GOAL OF THE EXERCISE: Return every one of the records below word for word, but leave out the pictures.

-- begin SUPPLIED INFORMATION --

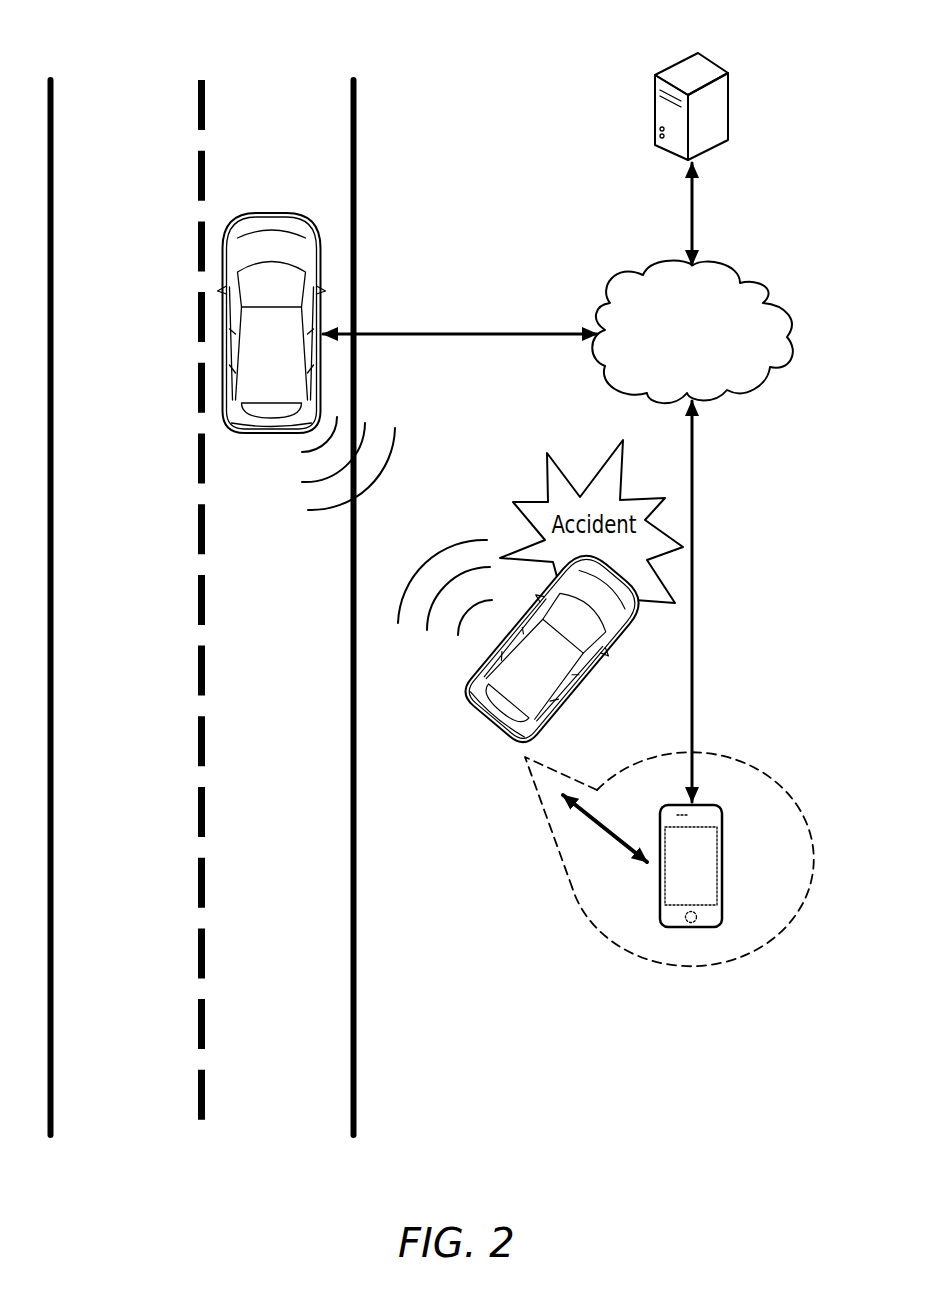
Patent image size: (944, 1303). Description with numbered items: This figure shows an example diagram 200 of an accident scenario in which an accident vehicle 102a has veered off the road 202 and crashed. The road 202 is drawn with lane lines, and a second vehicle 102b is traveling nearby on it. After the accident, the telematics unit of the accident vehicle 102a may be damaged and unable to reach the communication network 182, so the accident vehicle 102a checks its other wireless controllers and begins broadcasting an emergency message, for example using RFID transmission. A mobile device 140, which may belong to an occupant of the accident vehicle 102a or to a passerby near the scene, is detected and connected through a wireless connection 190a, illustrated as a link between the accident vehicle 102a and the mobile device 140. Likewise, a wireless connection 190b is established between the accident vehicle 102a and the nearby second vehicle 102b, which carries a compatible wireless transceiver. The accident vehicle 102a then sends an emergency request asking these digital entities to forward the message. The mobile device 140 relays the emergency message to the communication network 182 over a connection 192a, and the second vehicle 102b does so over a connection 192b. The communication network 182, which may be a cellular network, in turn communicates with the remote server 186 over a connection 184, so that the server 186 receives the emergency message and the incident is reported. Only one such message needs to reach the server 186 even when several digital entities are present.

The accident detection environment 200 is at (214, 40).
The road 202 is at (323, 1017).
The second vehicle 102b is at (269, 212).
The accident vehicle 102a is at (483, 735).
The wireless connection 190b is at (403, 600).
The wireless connection 190a is at (610, 840).
The network connection of mobile device 192a is at (697, 533).
The network connection of second vehicle 192b is at (492, 331).
The communication network 182 is at (794, 309).
The server network connection 184 is at (697, 212).
The remote server 186 is at (735, 84).
The mobile device 140 is at (727, 838).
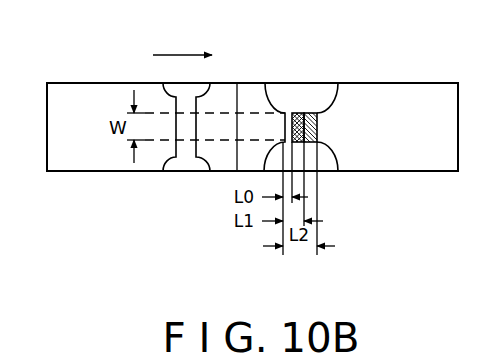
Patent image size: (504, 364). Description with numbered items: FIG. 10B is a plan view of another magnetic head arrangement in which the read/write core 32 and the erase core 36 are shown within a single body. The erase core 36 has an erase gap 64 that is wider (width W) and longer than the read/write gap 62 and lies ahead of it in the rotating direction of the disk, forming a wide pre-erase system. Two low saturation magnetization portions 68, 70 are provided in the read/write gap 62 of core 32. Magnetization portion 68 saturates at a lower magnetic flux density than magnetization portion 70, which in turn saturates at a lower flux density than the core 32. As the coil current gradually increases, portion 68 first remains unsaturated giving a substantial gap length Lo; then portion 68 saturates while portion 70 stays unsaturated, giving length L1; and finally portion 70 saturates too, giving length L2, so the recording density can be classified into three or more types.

The read/write core 32 is at (442, 137).
The erase core 36 is at (65, 98).
The read/write gap 62 is at (285, 112).
The erase gap 64 is at (182, 153).
The low saturation magnetization portion 68 is at (297, 113).
The low saturation magnetization portion 70 is at (311, 113).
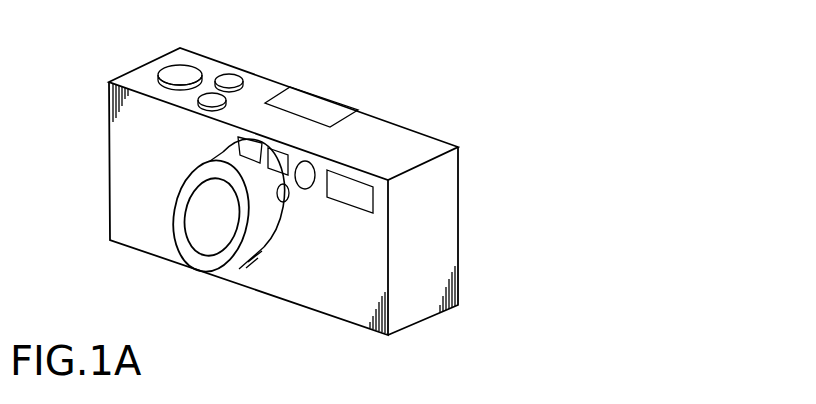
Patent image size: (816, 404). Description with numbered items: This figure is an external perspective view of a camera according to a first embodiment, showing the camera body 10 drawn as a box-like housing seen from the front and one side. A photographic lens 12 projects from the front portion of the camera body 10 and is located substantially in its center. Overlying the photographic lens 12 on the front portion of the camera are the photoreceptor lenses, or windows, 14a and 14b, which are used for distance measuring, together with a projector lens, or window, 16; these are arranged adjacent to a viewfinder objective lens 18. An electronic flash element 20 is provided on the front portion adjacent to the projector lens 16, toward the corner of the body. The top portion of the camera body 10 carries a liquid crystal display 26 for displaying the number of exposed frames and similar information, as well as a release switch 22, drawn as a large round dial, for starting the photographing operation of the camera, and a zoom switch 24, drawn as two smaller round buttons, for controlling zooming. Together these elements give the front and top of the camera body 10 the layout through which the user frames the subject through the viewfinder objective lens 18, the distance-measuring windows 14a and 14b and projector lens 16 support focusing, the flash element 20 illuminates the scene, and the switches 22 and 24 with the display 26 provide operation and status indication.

The camera body 10 is at (447, 208).
The photographic lens 12 is at (203, 239).
The photoreceptor lens (window) for distance measuring 14a is at (245, 151).
The photoreceptor lens (window) for distance measuring 14b is at (283, 153).
The projector lens (window) 16 is at (305, 185).
The viewfinder objective lens 18 is at (278, 205).
The electronic flash element 20 is at (353, 192).
The release switch 22 is at (171, 70).
The zoom switch 24 is at (208, 100).
The liquid crystal display (LCD) 26 is at (336, 109).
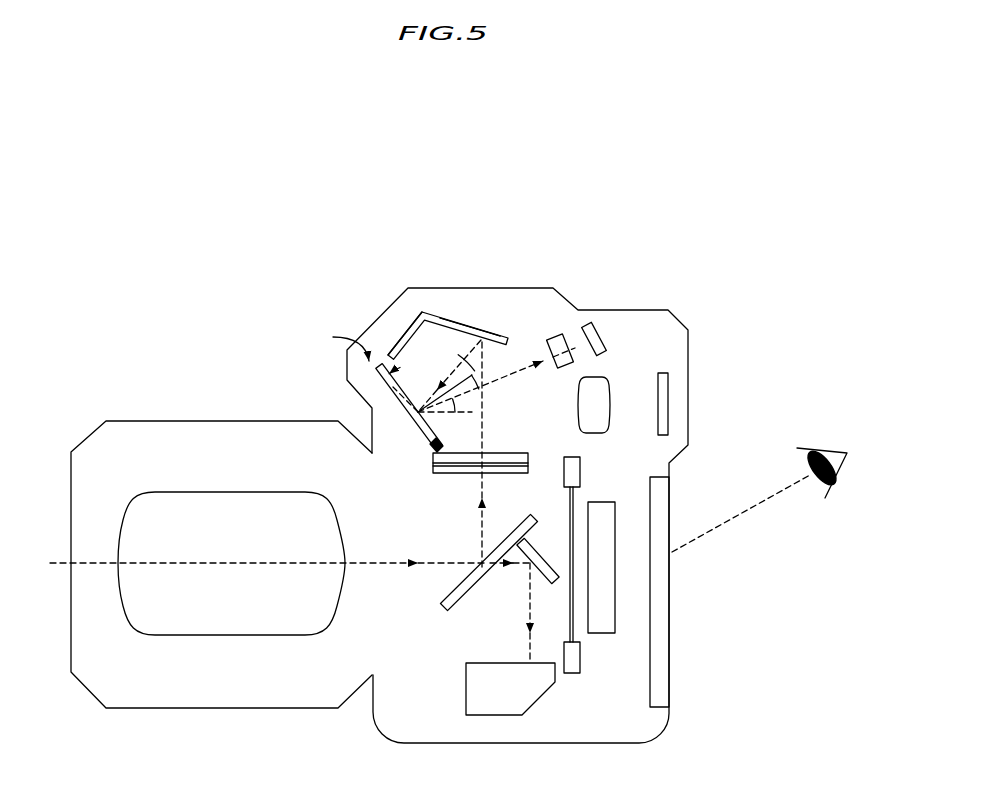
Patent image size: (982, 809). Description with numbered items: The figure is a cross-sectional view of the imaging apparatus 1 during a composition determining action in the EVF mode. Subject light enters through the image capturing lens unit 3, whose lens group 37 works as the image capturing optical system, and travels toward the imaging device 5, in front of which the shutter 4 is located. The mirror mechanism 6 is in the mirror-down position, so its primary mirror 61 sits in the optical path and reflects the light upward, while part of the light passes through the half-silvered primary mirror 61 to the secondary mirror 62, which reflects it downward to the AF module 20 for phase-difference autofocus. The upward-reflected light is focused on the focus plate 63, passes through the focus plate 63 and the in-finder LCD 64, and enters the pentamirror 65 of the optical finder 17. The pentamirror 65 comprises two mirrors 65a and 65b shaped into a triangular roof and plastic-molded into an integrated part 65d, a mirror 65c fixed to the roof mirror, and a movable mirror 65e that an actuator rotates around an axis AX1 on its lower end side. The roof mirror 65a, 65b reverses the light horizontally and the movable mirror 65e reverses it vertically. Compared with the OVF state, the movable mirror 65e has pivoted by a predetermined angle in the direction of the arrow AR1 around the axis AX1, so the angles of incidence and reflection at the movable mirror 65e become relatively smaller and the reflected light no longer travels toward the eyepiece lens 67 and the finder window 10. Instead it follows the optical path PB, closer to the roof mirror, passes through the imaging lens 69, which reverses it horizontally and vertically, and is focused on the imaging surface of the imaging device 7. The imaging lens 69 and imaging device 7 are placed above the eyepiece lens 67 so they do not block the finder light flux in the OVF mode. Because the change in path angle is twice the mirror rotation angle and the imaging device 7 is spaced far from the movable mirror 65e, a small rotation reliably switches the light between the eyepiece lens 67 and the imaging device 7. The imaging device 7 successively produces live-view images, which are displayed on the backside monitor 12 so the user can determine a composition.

The imaging apparatus 1 is at (170, 201).
The image capturing lens unit 3 is at (216, 712).
The shutter 4 is at (570, 674).
The imaging device 5 is at (603, 500).
The mirror mechanism 6 is at (476, 582).
The primary mirror 61 is at (442, 604).
The secondary mirror 62 is at (543, 556).
The focus plate 63 is at (450, 475).
The in-finder LCD 64 is at (510, 453).
The pentamirror 65 is at (408, 318).
The mirror 65a is at (472, 326).
The mirror 65b is at (477, 275).
The mirror 65c is at (400, 336).
The integrated part 65d is at (453, 320).
The movable mirror 65e is at (397, 408).
The eyepiece lens 67 is at (611, 383).
The imaging lens 69 is at (550, 340).
The imaging device 7 is at (606, 350).
The finder window 10 is at (670, 383).
The backside monitor 12 is at (671, 590).
The optical finder 17 is at (408, 318).
The AF module 20 is at (492, 716).
The lens group 37 is at (233, 490).
The optical path PB is at (581, 346).
The arrow AR1 is at (329, 343).
The axis AX1 is at (432, 451).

-- end SUPPLIED INFORMATION --

THE REPLY:
Patent image size: (944, 1303). Description with numbered items: This figure shows an example diagram 200 of an accident scenario in which an accident vehicle 102a has veered off the road 202 and crashed. The road 202 is drawn with lane lines, and a second vehicle 102b is traveling nearby on it. After the accident, the telematics unit of the accident vehicle 102a may be damaged and unable to reach the communication network 182, so the accident vehicle 102a checks its other wireless controllers and begins broadcasting an emergency message, for example using RFID transmission. A mobile device 140, which may belong to an occupant of the accident vehicle 102a or to a passerby near the scene, is detected and connected through a wireless connection 190a, illustrated as a link between the accident vehicle 102a and the mobile device 140. Likewise, a wireless connection 190b is established between the accident vehicle 102a and the nearby second vehicle 102b, which carries a compatible wireless transceiver. The accident vehicle 102a then sends an emergency request asking these digital entities to forward the message. The mobile device 140 relays the emergency message to the communication network 182 over a connection 192a, and the second vehicle 102b does so over a connection 192b. The communication network 182, which may be a cellular network, in turn communicates with the remote server 186 over a connection 184, so that the server 186 receives the emergency message and the incident is reported. Only one such message needs to reach the server 186 even when several digital entities are present.

The accident detection environment 200 is at (214, 40).
The road 202 is at (323, 1017).
The second vehicle 102b is at (269, 212).
The accident vehicle 102a is at (483, 735).
The wireless connection 190b is at (403, 600).
The wireless connection 190a is at (610, 840).
The network connection of mobile device 192a is at (697, 533).
The network connection of second vehicle 192b is at (492, 331).
The communication network 182 is at (794, 309).
The server network connection 184 is at (697, 212).
The remote server 186 is at (735, 84).
The mobile device 140 is at (727, 838).
Patent image size: (504, 364). Description with numbered items: FIG. 10B is a plan view of another magnetic head arrangement in which the read/write core 32 and the erase core 36 are shown within a single body. The erase core 36 has an erase gap 64 that is wider (width W) and longer than the read/write gap 62 and lies ahead of it in the rotating direction of the disk, forming a wide pre-erase system. Two low saturation magnetization portions 68, 70 are provided in the read/write gap 62 of core 32. Magnetization portion 68 saturates at a lower magnetic flux density than magnetization portion 70, which in turn saturates at a lower flux density than the core 32. As the coil current gradually increases, portion 68 first remains unsaturated giving a substantial gap length Lo; then portion 68 saturates while portion 70 stays unsaturated, giving length L1; and finally portion 70 saturates too, giving length L2, so the recording density can be classified into three or more types.

The read/write core 32 is at (442, 137).
The erase core 36 is at (65, 98).
The read/write gap 62 is at (285, 112).
The erase gap 64 is at (182, 153).
The low saturation magnetization portion 68 is at (297, 113).
The low saturation magnetization portion 70 is at (311, 113).
Patent image size: (816, 404). Description with numbered items: This figure is an external perspective view of a camera according to a first embodiment, showing the camera body 10 drawn as a box-like housing seen from the front and one side. A photographic lens 12 projects from the front portion of the camera body 10 and is located substantially in its center. Overlying the photographic lens 12 on the front portion of the camera are the photoreceptor lenses, or windows, 14a and 14b, which are used for distance measuring, together with a projector lens, or window, 16; these are arranged adjacent to a viewfinder objective lens 18. An electronic flash element 20 is provided on the front portion adjacent to the projector lens 16, toward the corner of the body. The top portion of the camera body 10 carries a liquid crystal display 26 for displaying the number of exposed frames and similar information, as well as a release switch 22, drawn as a large round dial, for starting the photographing operation of the camera, and a zoom switch 24, drawn as two smaller round buttons, for controlling zooming. Together these elements give the front and top of the camera body 10 the layout through which the user frames the subject through the viewfinder objective lens 18, the distance-measuring windows 14a and 14b and projector lens 16 support focusing, the flash element 20 illuminates the scene, and the switches 22 and 24 with the display 26 provide operation and status indication.

The camera body 10 is at (447, 208).
The photographic lens 12 is at (203, 239).
The photoreceptor lens (window) for distance measuring 14a is at (245, 151).
The photoreceptor lens (window) for distance measuring 14b is at (283, 153).
The projector lens (window) 16 is at (305, 185).
The viewfinder objective lens 18 is at (278, 205).
The electronic flash element 20 is at (353, 192).
The release switch 22 is at (171, 70).
The zoom switch 24 is at (208, 100).
The liquid crystal display (LCD) 26 is at (336, 109).
Patent image size: (982, 809). Description with numbered items: The figure is a cross-sectional view of the imaging apparatus 1 during a composition determining action in the EVF mode. Subject light enters through the image capturing lens unit 3, whose lens group 37 works as the image capturing optical system, and travels toward the imaging device 5, in front of which the shutter 4 is located. The mirror mechanism 6 is in the mirror-down position, so its primary mirror 61 sits in the optical path and reflects the light upward, while part of the light passes through the half-silvered primary mirror 61 to the secondary mirror 62, which reflects it downward to the AF module 20 for phase-difference autofocus. The upward-reflected light is focused on the focus plate 63, passes through the focus plate 63 and the in-finder LCD 64, and enters the pentamirror 65 of the optical finder 17. The pentamirror 65 comprises two mirrors 65a and 65b shaped into a triangular roof and plastic-molded into an integrated part 65d, a mirror 65c fixed to the roof mirror, and a movable mirror 65e that an actuator rotates around an axis AX1 on its lower end side. The roof mirror 65a, 65b reverses the light horizontally and the movable mirror 65e reverses it vertically. Compared with the OVF state, the movable mirror 65e has pivoted by a predetermined angle in the direction of the arrow AR1 around the axis AX1, so the angles of incidence and reflection at the movable mirror 65e become relatively smaller and the reflected light no longer travels toward the eyepiece lens 67 and the finder window 10. Instead it follows the optical path PB, closer to the roof mirror, passes through the imaging lens 69, which reverses it horizontally and vertically, and is focused on the imaging surface of the imaging device 7. The imaging lens 69 and imaging device 7 are placed above the eyepiece lens 67 so they do not block the finder light flux in the OVF mode. Because the change in path angle is twice the mirror rotation angle and the imaging device 7 is spaced far from the movable mirror 65e, a small rotation reliably switches the light between the eyepiece lens 67 and the imaging device 7. The imaging device 7 successively produces live-view images, which are displayed on the backside monitor 12 so the user can determine a composition.

The imaging apparatus 1 is at (170, 201).
The image capturing lens unit 3 is at (216, 712).
The shutter 4 is at (570, 674).
The imaging device 5 is at (603, 500).
The mirror mechanism 6 is at (476, 582).
The primary mirror 61 is at (442, 604).
The secondary mirror 62 is at (543, 556).
The focus plate 63 is at (450, 475).
The in-finder LCD 64 is at (510, 453).
The pentamirror 65 is at (408, 318).
The mirror 65a is at (472, 326).
The mirror 65b is at (477, 275).
The mirror 65c is at (400, 336).
The integrated part 65d is at (453, 320).
The movable mirror 65e is at (397, 408).
The eyepiece lens 67 is at (611, 383).
The imaging lens 69 is at (550, 340).
The imaging device 7 is at (606, 350).
The finder window 10 is at (670, 383).
The backside monitor 12 is at (671, 590).
The optical finder 17 is at (408, 318).
The AF module 20 is at (492, 716).
The lens group 37 is at (233, 490).
The optical path PB is at (581, 346).
The arrow AR1 is at (329, 343).
The axis AX1 is at (432, 451).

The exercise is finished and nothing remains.